═══ Records provided ═══

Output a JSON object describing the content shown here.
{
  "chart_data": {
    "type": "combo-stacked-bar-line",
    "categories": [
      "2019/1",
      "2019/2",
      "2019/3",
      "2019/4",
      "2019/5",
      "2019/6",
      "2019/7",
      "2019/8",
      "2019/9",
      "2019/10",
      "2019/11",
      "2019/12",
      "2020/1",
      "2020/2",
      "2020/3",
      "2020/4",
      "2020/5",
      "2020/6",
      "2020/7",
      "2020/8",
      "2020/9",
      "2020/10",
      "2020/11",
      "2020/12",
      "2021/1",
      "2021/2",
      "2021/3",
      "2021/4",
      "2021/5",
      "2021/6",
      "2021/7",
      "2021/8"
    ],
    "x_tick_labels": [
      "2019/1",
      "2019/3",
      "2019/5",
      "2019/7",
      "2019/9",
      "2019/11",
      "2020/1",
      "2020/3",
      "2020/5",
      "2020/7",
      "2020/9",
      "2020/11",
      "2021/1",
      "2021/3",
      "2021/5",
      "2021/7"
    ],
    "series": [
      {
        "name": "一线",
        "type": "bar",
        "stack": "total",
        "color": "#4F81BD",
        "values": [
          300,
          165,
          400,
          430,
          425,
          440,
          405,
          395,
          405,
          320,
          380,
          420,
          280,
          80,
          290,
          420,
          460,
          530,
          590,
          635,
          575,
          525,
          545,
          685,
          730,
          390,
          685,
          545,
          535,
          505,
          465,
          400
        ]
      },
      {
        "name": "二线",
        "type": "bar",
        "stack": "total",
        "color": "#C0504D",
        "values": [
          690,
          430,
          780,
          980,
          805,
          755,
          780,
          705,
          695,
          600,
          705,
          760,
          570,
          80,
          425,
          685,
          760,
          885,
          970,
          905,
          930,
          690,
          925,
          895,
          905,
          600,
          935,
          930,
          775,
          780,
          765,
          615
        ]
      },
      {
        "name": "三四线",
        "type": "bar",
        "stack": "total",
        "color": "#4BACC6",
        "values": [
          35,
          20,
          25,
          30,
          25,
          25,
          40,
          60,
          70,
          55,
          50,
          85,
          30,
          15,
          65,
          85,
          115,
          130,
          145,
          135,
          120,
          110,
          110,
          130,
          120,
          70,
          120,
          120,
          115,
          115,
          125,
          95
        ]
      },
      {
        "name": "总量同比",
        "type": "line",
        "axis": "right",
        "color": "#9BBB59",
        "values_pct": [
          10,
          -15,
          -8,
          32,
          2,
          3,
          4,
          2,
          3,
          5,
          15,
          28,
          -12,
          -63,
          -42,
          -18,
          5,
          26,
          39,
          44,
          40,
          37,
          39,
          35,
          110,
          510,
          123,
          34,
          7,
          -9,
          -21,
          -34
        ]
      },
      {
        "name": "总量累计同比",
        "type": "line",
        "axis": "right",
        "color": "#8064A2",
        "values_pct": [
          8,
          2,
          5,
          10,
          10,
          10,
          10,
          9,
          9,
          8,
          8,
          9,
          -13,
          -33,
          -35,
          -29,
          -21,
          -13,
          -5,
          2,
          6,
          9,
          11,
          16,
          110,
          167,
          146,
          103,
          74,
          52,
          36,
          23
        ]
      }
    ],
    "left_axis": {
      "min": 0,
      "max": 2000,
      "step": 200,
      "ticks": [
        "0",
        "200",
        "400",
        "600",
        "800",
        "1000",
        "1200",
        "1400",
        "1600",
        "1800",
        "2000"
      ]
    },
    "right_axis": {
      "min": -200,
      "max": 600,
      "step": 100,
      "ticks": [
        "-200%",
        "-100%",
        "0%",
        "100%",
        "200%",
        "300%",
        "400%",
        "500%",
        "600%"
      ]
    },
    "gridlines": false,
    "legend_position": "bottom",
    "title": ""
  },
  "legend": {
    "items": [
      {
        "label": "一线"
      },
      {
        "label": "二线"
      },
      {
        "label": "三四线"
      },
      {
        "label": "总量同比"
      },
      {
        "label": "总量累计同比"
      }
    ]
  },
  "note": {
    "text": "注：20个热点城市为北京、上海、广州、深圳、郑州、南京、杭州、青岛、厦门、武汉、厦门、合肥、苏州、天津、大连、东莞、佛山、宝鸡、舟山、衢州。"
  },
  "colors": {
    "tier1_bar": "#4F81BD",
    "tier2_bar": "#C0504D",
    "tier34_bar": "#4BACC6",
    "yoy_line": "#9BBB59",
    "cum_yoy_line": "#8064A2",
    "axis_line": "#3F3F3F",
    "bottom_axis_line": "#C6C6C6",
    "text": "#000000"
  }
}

═══

◆ Task prompt: Exactly as written, please output every entry.

◆ Exercise solution:
Output a JSON object describing the content shown here.
{
  "chart_data": {
    "type": "combo-stacked-bar-line",
    "categories": [
      "2019/1",
      "2019/2",
      "2019/3",
      "2019/4",
      "2019/5",
      "2019/6",
      "2019/7",
      "2019/8",
      "2019/9",
      "2019/10",
      "2019/11",
      "2019/12",
      "2020/1",
      "2020/2",
      "2020/3",
      "2020/4",
      "2020/5",
      "2020/6",
      "2020/7",
      "2020/8",
      "2020/9",
      "2020/10",
      "2020/11",
      "2020/12",
      "2021/1",
      "2021/2",
      "2021/3",
      "2021/4",
      "2021/5",
      "2021/6",
      "2021/7",
      "2021/8"
    ],
    "x_tick_labels": [
      "2019/1",
      "2019/3",
      "2019/5",
      "2019/7",
      "2019/9",
      "2019/11",
      "2020/1",
      "2020/3",
      "2020/5",
      "2020/7",
      "2020/9",
      "2020/11",
      "2021/1",
      "2021/3",
      "2021/5",
      "2021/7"
    ],
    "series": [
      {
        "name": "一线",
        "type": "bar",
        "stack": "total",
        "color": "#4F81BD",
        "values": [
          300,
          165,
          400,
          430,
          425,
          440,
          405,
          395,
          405,
          320,
          380,
          420,
          280,
          80,
          290,
          420,
          460,
          530,
          590,
          635,
          575,
          525,
          545,
          685,
          730,
          390,
          685,
          545,
          535,
          505,
          465,
          400
        ]
      },
      {
        "name": "二线",
        "type": "bar",
        "stack": "total",
        "color": "#C0504D",
        "values": [
          690,
          430,
          780,
          980,
          805,
          755,
          780,
          705,
          695,
          600,
          705,
          760,
          570,
          80,
          425,
          685,
          760,
          885,
          970,
          905,
          930,
          690,
          925,
          895,
          905,
          600,
          935,
          930,
          775,
          780,
          765,
          615
        ]
      },
      {
        "name": "三四线",
        "type": "bar",
        "stack": "total",
        "color": "#4BACC6",
        "values": [
          35,
          20,
          25,
          30,
          25,
          25,
          40,
          60,
          70,
          55,
          50,
          85,
          30,
          15,
          65,
          85,
          115,
          130,
          145,
          135,
          120,
          110,
          110,
          130,
          120,
          70,
          120,
          120,
          115,
          115,
          125,
          95
        ]
      },
      {
        "name": "总量同比",
        "type": "line",
        "axis": "right",
        "color": "#9BBB59",
        "values_pct": [
          10,
          -15,
          -8,
          32,
          2,
          3,
          4,
          2,
          3,
          5,
          15,
          28,
          -12,
          -63,
          -42,
          -18,
          5,
          26,
          39,
          44,
          40,
          37,
          39,
          35,
          110,
          510,
          123,
          34,
          7,
          -9,
          -21,
          -34
        ]
      },
      {
        "name": "总量累计同比",
        "type": "line",
        "axis": "right",
        "color": "#8064A2",
        "values_pct": [
          8,
          2,
          5,
          10,
          10,
          10,
          10,
          9,
          9,
          8,
          8,
          9,
          -13,
          -33,
          -35,
          -29,
          -21,
          -13,
          -5,
          2,
          6,
          9,
          11,
          16,
          110,
          167,
          146,
          103,
          74,
          52,
          36,
          23
        ]
      }
    ],
    "left_axis": {
      "min": 0,
      "max": 2000,
      "step": 200,
      "ticks": [
        "0",
        "200",
        "400",
        "600",
        "800",
        "1000",
        "1200",
        "1400",
        "1600",
        "1800",
        "2000"
      ]
    },
    "right_axis": {
      "min": -200,
      "max": 600,
      "step": 100,
      "ticks": [
        "-200%",
        "-100%",
        "0%",
        "100%",
        "200%",
        "300%",
        "400%",
        "500%",
        "600%"
      ]
    },
    "gridlines": false,
    "legend_position": "bottom",
    "title": ""
  },
  "legend": {
    "items": [
      {
        "label": "一线"
      },
      {
        "label": "二线"
      },
      {
        "label": "三四线"
      },
      {
        "label": "总量同比"
      },
      {
        "label": "总量累计同比"
      }
    ]
  },
  "note": {
    "text": "注：20个热点城市为北京、上海、广州、深圳、郑州、南京、杭州、青岛、厦门、武汉、厦门、合肥、苏州、天津、大连、东莞、佛山、宝鸡、舟山、衢州。"
  },
  "colors": {
    "tier1_bar": "#4F81BD",
    "tier2_bar": "#C0504D",
    "tier34_bar": "#4BACC6",
    "yoy_line": "#9BBB59",
    "cum_yoy_line": "#8064A2",
    "axis_line": "#3F3F3F",
    "bottom_axis_line": "#C6C6C6",
    "text": "#000000"
  }
}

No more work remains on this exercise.